[Data listing]

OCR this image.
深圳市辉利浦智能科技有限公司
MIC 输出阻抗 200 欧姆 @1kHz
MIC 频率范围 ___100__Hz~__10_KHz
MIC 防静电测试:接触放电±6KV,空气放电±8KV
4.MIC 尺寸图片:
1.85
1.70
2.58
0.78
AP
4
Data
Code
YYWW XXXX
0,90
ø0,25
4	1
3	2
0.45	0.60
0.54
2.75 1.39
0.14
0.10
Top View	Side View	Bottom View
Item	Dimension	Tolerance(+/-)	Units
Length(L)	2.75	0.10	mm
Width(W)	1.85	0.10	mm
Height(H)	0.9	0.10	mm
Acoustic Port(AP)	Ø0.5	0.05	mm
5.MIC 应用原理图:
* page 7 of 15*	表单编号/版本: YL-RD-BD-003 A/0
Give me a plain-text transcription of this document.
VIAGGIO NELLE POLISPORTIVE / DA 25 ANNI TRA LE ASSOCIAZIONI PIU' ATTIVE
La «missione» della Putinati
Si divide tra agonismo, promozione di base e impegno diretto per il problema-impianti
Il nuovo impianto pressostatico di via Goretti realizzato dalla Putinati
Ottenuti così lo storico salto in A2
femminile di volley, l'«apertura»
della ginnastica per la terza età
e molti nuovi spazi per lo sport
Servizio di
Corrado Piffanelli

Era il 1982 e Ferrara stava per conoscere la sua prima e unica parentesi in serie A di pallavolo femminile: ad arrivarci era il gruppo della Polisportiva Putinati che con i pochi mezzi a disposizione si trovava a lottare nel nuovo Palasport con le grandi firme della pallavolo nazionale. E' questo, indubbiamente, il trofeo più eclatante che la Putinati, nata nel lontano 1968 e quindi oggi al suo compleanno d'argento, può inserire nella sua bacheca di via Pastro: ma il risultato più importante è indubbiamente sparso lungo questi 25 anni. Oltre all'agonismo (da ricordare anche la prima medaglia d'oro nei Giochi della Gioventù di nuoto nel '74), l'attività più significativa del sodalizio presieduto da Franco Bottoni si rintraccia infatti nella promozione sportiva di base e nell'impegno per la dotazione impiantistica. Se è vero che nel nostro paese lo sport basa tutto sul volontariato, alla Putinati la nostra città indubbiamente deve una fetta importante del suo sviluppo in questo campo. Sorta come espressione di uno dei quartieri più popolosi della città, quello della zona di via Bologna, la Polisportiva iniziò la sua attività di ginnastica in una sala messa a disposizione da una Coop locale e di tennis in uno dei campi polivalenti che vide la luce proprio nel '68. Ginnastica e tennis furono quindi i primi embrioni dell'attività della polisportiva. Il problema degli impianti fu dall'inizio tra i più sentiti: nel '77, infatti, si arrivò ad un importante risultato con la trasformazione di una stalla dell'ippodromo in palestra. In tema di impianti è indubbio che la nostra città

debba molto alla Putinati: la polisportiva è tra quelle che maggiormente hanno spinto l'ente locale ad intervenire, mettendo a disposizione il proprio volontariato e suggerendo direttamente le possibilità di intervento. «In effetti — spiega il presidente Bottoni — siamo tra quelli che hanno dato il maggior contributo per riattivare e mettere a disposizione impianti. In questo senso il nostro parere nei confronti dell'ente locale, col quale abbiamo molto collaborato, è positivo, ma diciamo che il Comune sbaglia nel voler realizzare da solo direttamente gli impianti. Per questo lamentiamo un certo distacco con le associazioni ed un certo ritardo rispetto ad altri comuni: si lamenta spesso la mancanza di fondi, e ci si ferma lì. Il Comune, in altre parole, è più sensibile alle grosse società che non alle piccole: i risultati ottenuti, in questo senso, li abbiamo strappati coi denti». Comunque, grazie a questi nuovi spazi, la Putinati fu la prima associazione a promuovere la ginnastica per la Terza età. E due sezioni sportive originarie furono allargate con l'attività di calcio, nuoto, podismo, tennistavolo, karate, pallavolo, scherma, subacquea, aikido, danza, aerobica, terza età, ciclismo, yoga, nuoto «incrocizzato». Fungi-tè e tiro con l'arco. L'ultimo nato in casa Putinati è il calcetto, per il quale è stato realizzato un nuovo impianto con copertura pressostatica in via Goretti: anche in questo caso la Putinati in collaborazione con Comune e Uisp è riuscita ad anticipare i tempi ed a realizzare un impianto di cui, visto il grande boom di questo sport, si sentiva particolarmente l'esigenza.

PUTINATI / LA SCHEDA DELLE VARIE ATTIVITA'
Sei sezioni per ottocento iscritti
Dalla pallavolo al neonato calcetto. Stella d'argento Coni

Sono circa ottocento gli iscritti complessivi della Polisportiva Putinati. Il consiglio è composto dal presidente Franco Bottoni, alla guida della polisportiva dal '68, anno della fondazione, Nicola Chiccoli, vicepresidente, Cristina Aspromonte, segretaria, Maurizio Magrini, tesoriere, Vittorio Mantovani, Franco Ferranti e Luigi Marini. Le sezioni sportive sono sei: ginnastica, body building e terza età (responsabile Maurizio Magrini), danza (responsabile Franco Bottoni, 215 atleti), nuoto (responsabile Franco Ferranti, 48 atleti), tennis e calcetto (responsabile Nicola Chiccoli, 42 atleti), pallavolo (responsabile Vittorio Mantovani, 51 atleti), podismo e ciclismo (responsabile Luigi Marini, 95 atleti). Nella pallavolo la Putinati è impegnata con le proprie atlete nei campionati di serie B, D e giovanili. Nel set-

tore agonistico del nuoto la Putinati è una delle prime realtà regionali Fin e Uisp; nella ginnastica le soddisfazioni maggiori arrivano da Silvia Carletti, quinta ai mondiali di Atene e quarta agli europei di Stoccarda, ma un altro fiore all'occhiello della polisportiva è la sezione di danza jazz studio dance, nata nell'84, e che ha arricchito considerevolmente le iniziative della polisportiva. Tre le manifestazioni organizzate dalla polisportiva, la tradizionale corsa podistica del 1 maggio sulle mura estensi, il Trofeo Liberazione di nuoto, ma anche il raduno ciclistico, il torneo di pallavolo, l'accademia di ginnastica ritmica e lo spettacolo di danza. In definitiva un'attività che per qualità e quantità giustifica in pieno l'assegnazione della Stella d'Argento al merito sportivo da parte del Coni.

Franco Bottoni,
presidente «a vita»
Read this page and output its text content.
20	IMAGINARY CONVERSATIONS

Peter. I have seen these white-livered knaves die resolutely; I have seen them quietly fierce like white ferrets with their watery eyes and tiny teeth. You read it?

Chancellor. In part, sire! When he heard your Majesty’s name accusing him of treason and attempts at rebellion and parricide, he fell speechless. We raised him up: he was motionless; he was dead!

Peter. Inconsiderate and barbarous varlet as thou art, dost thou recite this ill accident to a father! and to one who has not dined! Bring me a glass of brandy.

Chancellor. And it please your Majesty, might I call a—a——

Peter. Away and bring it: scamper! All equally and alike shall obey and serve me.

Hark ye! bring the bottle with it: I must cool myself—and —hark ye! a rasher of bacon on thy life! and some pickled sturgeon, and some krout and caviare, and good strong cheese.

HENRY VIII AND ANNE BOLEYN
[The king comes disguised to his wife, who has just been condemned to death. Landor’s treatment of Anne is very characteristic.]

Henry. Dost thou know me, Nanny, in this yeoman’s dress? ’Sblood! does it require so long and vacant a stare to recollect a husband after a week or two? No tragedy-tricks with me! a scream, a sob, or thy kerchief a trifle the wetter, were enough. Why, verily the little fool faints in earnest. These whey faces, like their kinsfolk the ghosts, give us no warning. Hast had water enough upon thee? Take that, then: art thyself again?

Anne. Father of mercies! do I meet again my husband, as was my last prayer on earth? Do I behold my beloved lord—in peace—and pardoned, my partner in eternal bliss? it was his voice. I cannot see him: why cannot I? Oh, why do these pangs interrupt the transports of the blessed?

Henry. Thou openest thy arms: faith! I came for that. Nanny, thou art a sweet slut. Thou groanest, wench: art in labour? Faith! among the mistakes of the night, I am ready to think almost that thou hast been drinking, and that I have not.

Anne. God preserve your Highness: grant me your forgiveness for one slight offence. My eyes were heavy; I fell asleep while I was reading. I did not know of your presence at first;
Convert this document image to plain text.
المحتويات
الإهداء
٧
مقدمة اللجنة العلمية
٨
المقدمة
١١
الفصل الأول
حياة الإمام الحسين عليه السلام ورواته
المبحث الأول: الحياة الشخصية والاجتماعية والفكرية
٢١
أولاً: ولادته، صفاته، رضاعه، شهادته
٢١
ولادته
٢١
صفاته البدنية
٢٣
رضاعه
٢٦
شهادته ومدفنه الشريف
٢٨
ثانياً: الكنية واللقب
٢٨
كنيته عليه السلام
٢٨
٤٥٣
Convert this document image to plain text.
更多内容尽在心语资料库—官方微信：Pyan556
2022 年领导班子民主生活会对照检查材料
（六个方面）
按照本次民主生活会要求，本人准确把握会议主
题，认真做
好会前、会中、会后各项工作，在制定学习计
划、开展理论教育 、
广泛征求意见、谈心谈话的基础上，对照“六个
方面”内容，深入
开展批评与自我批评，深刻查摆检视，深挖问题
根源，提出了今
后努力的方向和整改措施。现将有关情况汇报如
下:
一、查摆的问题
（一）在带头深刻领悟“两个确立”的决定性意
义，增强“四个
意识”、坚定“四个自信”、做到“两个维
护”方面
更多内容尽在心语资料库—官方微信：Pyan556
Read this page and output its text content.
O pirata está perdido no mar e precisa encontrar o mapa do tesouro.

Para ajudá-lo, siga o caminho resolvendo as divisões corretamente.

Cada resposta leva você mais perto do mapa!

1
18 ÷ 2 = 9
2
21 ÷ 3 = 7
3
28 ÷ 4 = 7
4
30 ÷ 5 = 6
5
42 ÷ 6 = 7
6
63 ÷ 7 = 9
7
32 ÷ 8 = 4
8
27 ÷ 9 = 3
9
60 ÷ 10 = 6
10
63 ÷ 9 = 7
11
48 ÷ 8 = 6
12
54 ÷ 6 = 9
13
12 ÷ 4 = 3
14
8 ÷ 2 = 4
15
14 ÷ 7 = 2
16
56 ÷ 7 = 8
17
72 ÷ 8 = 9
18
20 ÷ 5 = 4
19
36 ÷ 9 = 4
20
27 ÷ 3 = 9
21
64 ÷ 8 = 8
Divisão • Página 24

DESCRIPTION OF THE TASK> Gather every line containing the word "عليه" and copy it.

TASK RESPONSE>
حياة الإمام الحسين عليه السلام ورواته
كنيته عليه السلام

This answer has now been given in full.